CHALLENGE | Wherever the word "plugin" appears in the entries, copy the whole line.
──────── ENTRIES ────────
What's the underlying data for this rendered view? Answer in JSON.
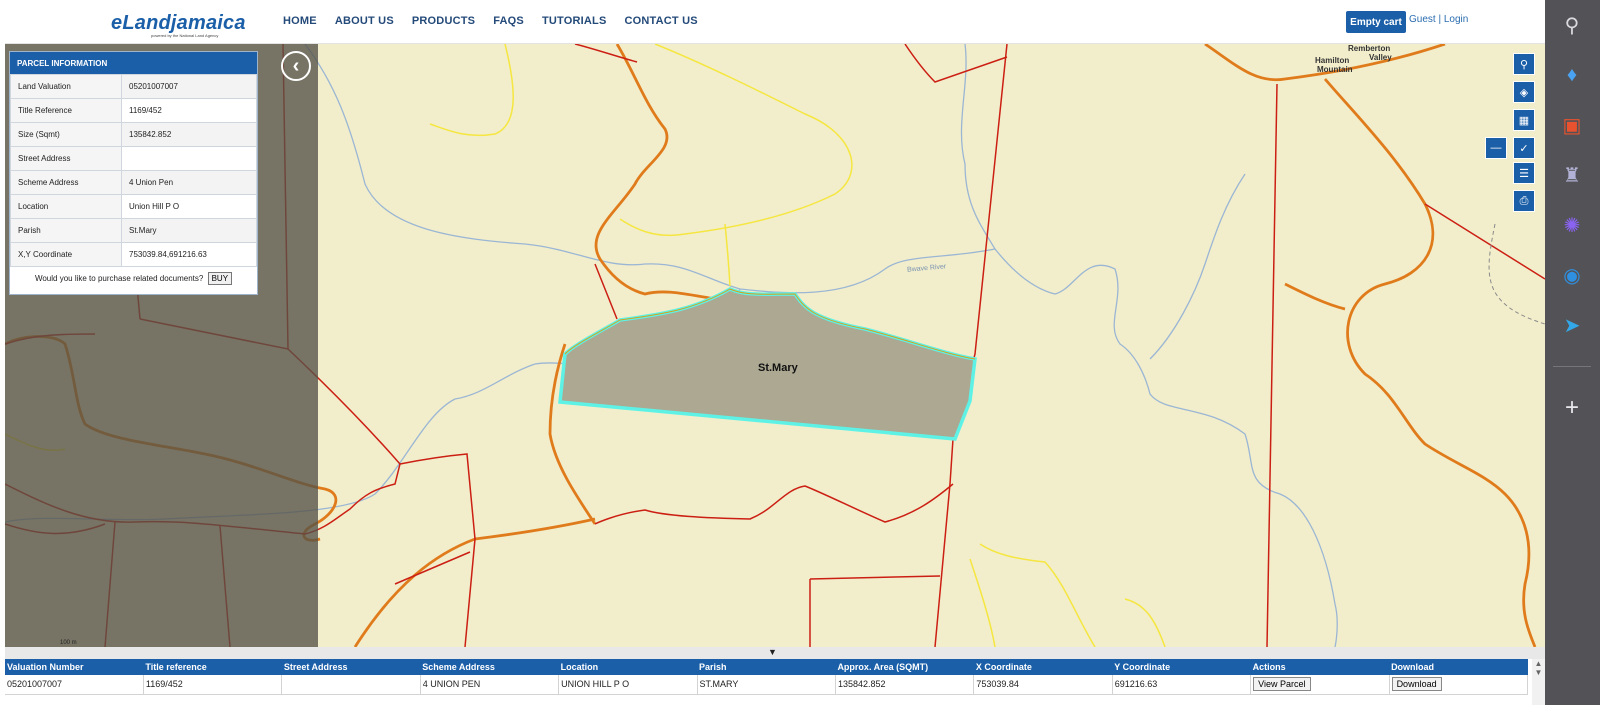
{
  "header": {
    "logo": "eLandjamaica",
    "logo_tagline": "powered by the National Land Agency",
    "nav": [
      "HOME",
      "ABOUT US",
      "PRODUCTS",
      "FAQS",
      "TUTORIALS",
      "CONTACT US"
    ],
    "cart_label": "Empty cart",
    "guest_label": "Guest",
    "separator": "|",
    "login_label": "Login"
  },
  "parcel_panel": {
    "title": "PARCEL INFORMATION",
    "rows": [
      {
        "label": "Land Valuation",
        "value": "05201007007"
      },
      {
        "label": "Title Reference",
        "value": "1169/452"
      },
      {
        "label": "Size (Sqmt)",
        "value": "135842.852"
      },
      {
        "label": "Street Address",
        "value": ""
      },
      {
        "label": "Scheme Address",
        "value": "4 Union Pen"
      },
      {
        "label": "Location",
        "value": "Union Hill P O"
      },
      {
        "label": "Parish",
        "value": "St.Mary"
      },
      {
        "label": "X,Y Coordinate",
        "value": "753039.84,691216.63"
      }
    ],
    "purchase_prompt": "Would you like to purchase related documents?",
    "buy_label": "BUY"
  },
  "map": {
    "parcel_label": "St.Mary",
    "river_label": "Bwave River",
    "place_label_1": "Remberton",
    "place_label_2": "Valley",
    "place_label_3": "Hamilton",
    "place_label_4": "Mountain",
    "scale_label": "100 m",
    "collapse_icon": "chevron-left-icon",
    "tools": [
      "search-icon",
      "layers-icon",
      "grid-icon",
      "minus-icon",
      "measure-icon",
      "list-icon",
      "print-icon"
    ]
  },
  "right_toolbar": {
    "icons": [
      "search-icon",
      "tag-icon",
      "briefcase-icon",
      "chess-icon",
      "copilot-icon",
      "outlook-icon",
      "send-icon",
      "add-icon"
    ]
  },
  "results": {
    "toggle": "▼",
    "columns": [
      "Valuation Number",
      "Title reference",
      "Street Address",
      "Scheme Address",
      "Location",
      "Parish",
      "Approx. Area (SQMT)",
      "X Coordinate",
      "Y Coordinate",
      "Actions",
      "Download"
    ],
    "row": {
      "valuation": "05201007007",
      "title": "1169/452",
      "street": "",
      "scheme": "4 UNION PEN",
      "location": "UNION HILL P O",
      "parish": "ST.MARY",
      "area": "135842.852",
      "x": "753039.84",
      "y": "691216.63",
      "action_label": "View Parcel",
      "download_label": "Download"
    },
    "scroll_up": "▲",
    "scroll_down": "▼"
  },
  "colors": {
    "brand_blue": "#1b5fa8",
    "map_bg": "#f2eecb",
    "parcel_fill": "#aca892",
    "parcel_outline": "#5ef2e6",
    "boundary_red": "#cc1f14",
    "road_orange": "#e07b1c",
    "river_blue": "#9bb6d4",
    "track_yellow": "#f5e640"
  }
}
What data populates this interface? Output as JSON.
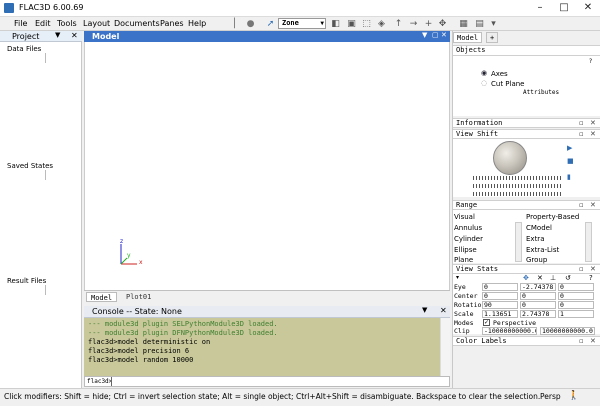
{
  "window": {
    "title": "FLAC3D 6.00.69",
    "minimize": "–",
    "maximize": "□",
    "close": "✕"
  },
  "menu": [
    {
      "label": "File"
    },
    {
      "label": "Edit"
    },
    {
      "label": "Tools"
    },
    {
      "label": "Layout"
    },
    {
      "label": "Documents"
    },
    {
      "label": "Panes"
    },
    {
      "label": "Help"
    }
  ],
  "toolbar": {
    "zone_select": "Zone"
  },
  "project": {
    "header": "Project",
    "sections": [
      "Data Files",
      "Saved States",
      "Result Files"
    ]
  },
  "model_view": {
    "title": "Model",
    "axes": {
      "x": "x",
      "y": "y",
      "z": "z"
    },
    "tabs": [
      "Model",
      "Plot01"
    ]
  },
  "console": {
    "title": "Console -- State: None",
    "lines": [
      {
        "text": "--- module3d plugin SELPythonModule3D loaded.",
        "color": "#3f7f2f"
      },
      {
        "text": "--- module3d plugin DFNPythonModule3D loaded.",
        "color": "#3f7f2f"
      },
      {
        "text": "flac3d>model deterministic on",
        "color": "#000000"
      },
      {
        "text": "flac3d>model precision 6",
        "color": "#000000"
      },
      {
        "text": "flac3d>model random 10000",
        "color": "#000000"
      }
    ],
    "prompt": "flac3d>"
  },
  "status": {
    "text": "Click modifiers: Shift = hide; Ctrl = invert selection state; Alt = single object; Ctrl+Alt+Shift = disambiguate.  Backspace to clear the selection.",
    "mode": "Persp"
  },
  "right_dock": {
    "tabs": [
      "Model",
      "+"
    ],
    "objects": {
      "title": "Objects",
      "items": [
        "Axes",
        "Cut Plane"
      ],
      "attributes": "Attributes",
      "help": "?"
    },
    "information": {
      "title": "Information"
    },
    "view_shift": {
      "title": "View Shift"
    },
    "range": {
      "title": "Range",
      "left": [
        "Visual",
        "Annulus",
        "Cylinder",
        "Ellipse",
        "Plane"
      ],
      "right": [
        "Property-Based",
        "CModel",
        "Extra",
        "Extra-List",
        "Group"
      ]
    },
    "view_stats": {
      "title": "View Stats",
      "rows": [
        {
          "label": "Eye",
          "v1": "0",
          "v2": "-2.74378",
          "v3": "0"
        },
        {
          "label": "Center",
          "v1": "0",
          "v2": "0",
          "v3": "0"
        },
        {
          "label": "Rotation",
          "v1": "90",
          "v2": "0",
          "v3": "0"
        },
        {
          "label": "Scale",
          "v1": "1.13651",
          "v2": "2.74378",
          "v3": "1"
        }
      ],
      "modes_label": "Modes",
      "perspective": "Perspective",
      "clip_label": "Clip",
      "clip_v1": "-10000000000.0",
      "clip_v2": "10000000000.0"
    },
    "color_labels": {
      "title": "Color Labels"
    }
  },
  "colors": {
    "accent": "#3b73c8",
    "console_bg": "#c8c89a",
    "console_green": "#3f7f2f"
  }
}
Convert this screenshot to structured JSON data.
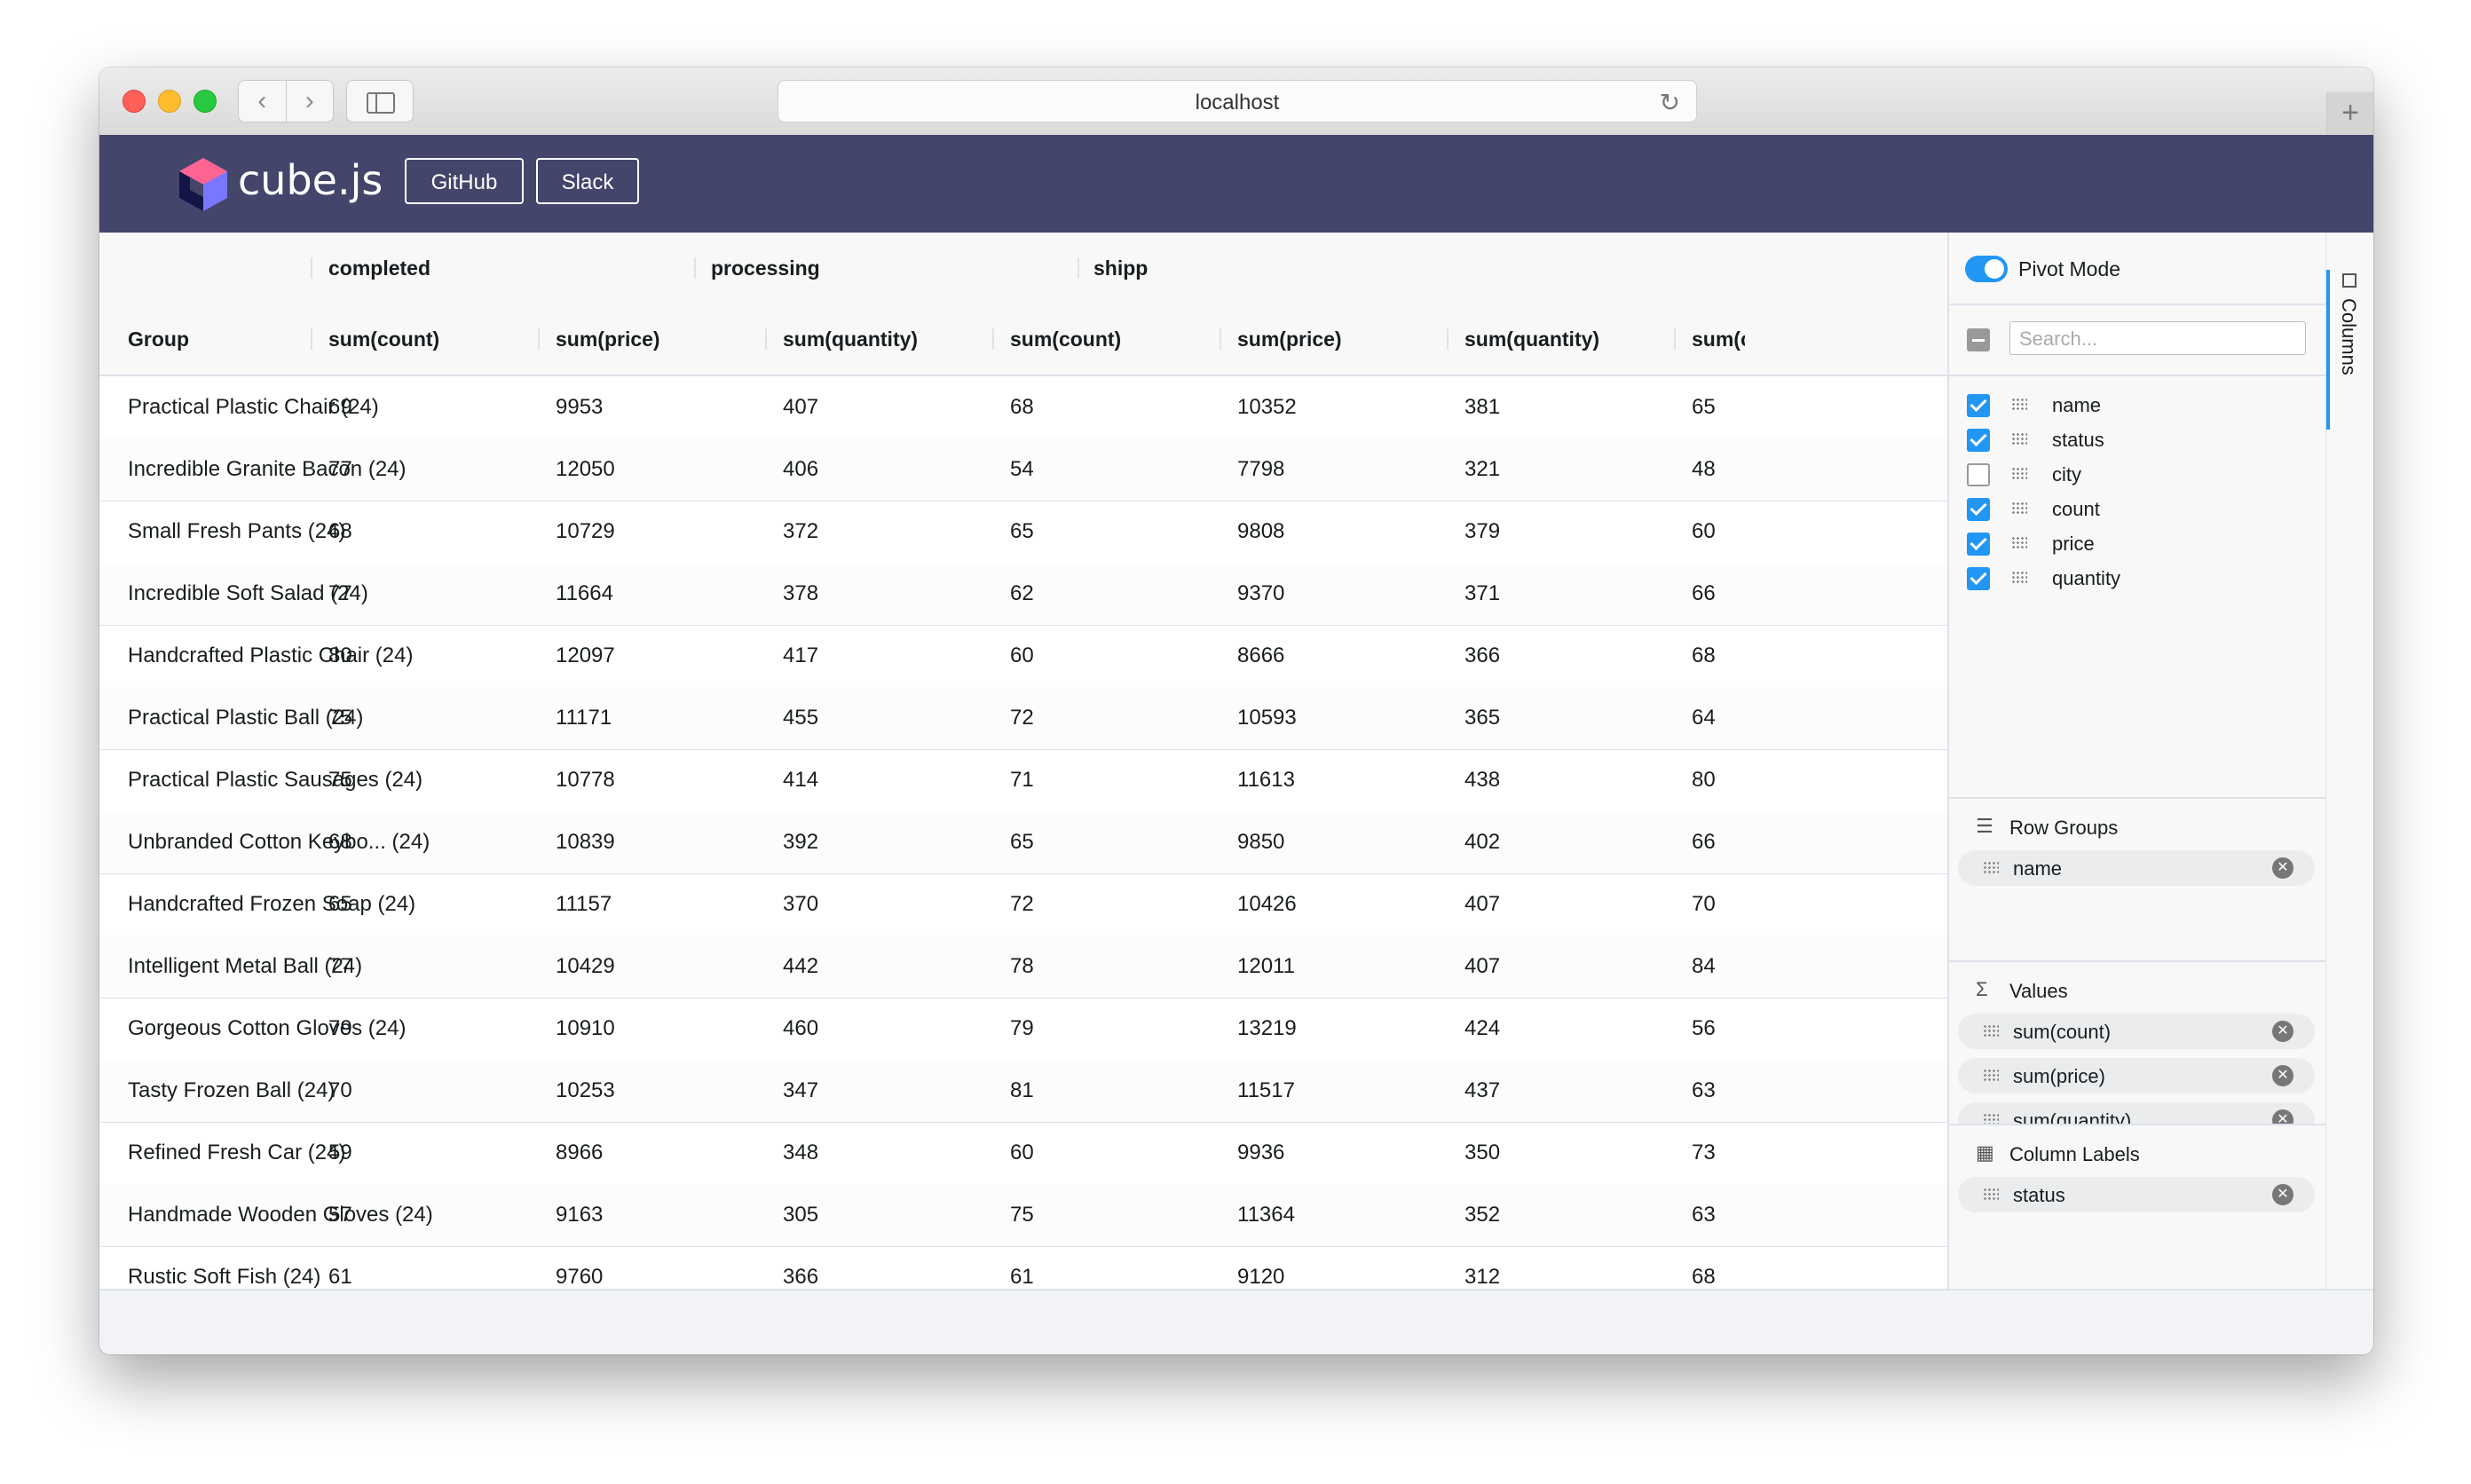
{
  "browser": {
    "url": "localhost"
  },
  "header": {
    "brand": "cube.js",
    "github_label": "GitHub",
    "slack_label": "Slack"
  },
  "grid": {
    "group_headers": [
      "completed",
      "processing",
      "shipped"
    ],
    "group_column_label": "Group",
    "value_headers": [
      "sum(count)",
      "sum(price)",
      "sum(quantity)",
      "sum(count)",
      "sum(price)",
      "sum(quantity)",
      "sum(cou"
    ],
    "rows": [
      {
        "group": "Practical Plastic Chair (24)",
        "values": [
          "69",
          "9953",
          "407",
          "68",
          "10352",
          "381",
          "65"
        ]
      },
      {
        "group": "Incredible Granite Bacon (24)",
        "values": [
          "77",
          "12050",
          "406",
          "54",
          "7798",
          "321",
          "48"
        ]
      },
      {
        "group": "Small Fresh Pants (24)",
        "values": [
          "68",
          "10729",
          "372",
          "65",
          "9808",
          "379",
          "60"
        ]
      },
      {
        "group": "Incredible Soft Salad (24)",
        "values": [
          "77",
          "11664",
          "378",
          "62",
          "9370",
          "371",
          "66"
        ]
      },
      {
        "group": "Handcrafted Plastic Chair (24)",
        "values": [
          "80",
          "12097",
          "417",
          "60",
          "8666",
          "366",
          "68"
        ]
      },
      {
        "group": "Practical Plastic Ball (24)",
        "values": [
          "75",
          "11171",
          "455",
          "72",
          "10593",
          "365",
          "64"
        ]
      },
      {
        "group": "Practical Plastic Sausages (24)",
        "values": [
          "75",
          "10778",
          "414",
          "71",
          "11613",
          "438",
          "80"
        ]
      },
      {
        "group": "Unbranded Cotton Keybo...  (24)",
        "values": [
          "68",
          "10839",
          "392",
          "65",
          "9850",
          "402",
          "66"
        ]
      },
      {
        "group": "Handcrafted Frozen Soap (24)",
        "values": [
          "65",
          "11157",
          "370",
          "72",
          "10426",
          "407",
          "70"
        ]
      },
      {
        "group": "Intelligent Metal Ball (24)",
        "values": [
          "77",
          "10429",
          "442",
          "78",
          "12011",
          "407",
          "84"
        ]
      },
      {
        "group": "Gorgeous Cotton Gloves (24)",
        "values": [
          "79",
          "10910",
          "460",
          "79",
          "13219",
          "424",
          "56"
        ]
      },
      {
        "group": "Tasty Frozen Ball (24)",
        "values": [
          "70",
          "10253",
          "347",
          "81",
          "11517",
          "437",
          "63"
        ]
      },
      {
        "group": "Refined Fresh Car (24)",
        "values": [
          "59",
          "8966",
          "348",
          "60",
          "9936",
          "350",
          "73"
        ]
      },
      {
        "group": "Handmade Wooden Gloves (24)",
        "values": [
          "57",
          "9163",
          "305",
          "75",
          "11364",
          "352",
          "63"
        ]
      },
      {
        "group": "Rustic Soft Fish (24)",
        "values": [
          "61",
          "9760",
          "366",
          "61",
          "9120",
          "312",
          "68"
        ]
      }
    ]
  },
  "sidebar": {
    "pivot_mode_label": "Pivot Mode",
    "search_placeholder": "Search...",
    "columns": [
      {
        "name": "name",
        "checked": true
      },
      {
        "name": "status",
        "checked": true
      },
      {
        "name": "city",
        "checked": false
      },
      {
        "name": "count",
        "checked": true
      },
      {
        "name": "price",
        "checked": true
      },
      {
        "name": "quantity",
        "checked": true
      }
    ],
    "row_groups": {
      "title": "Row Groups",
      "items": [
        "name"
      ]
    },
    "values": {
      "title": "Values",
      "items": [
        "sum(count)",
        "sum(price)",
        "sum(quantity)"
      ]
    },
    "column_labels": {
      "title": "Column Labels",
      "items": [
        "status"
      ]
    },
    "tab_label": "Columns"
  },
  "colors": {
    "header_bg": "#43456a",
    "accent": "#2196f3"
  }
}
────────
OUTPUT OF THE TASK |
        "text": "--- module3d plugin SELPythonModule3D loaded.",
        "text": "--- module3d plugin DFNPythonModule3D loaded.",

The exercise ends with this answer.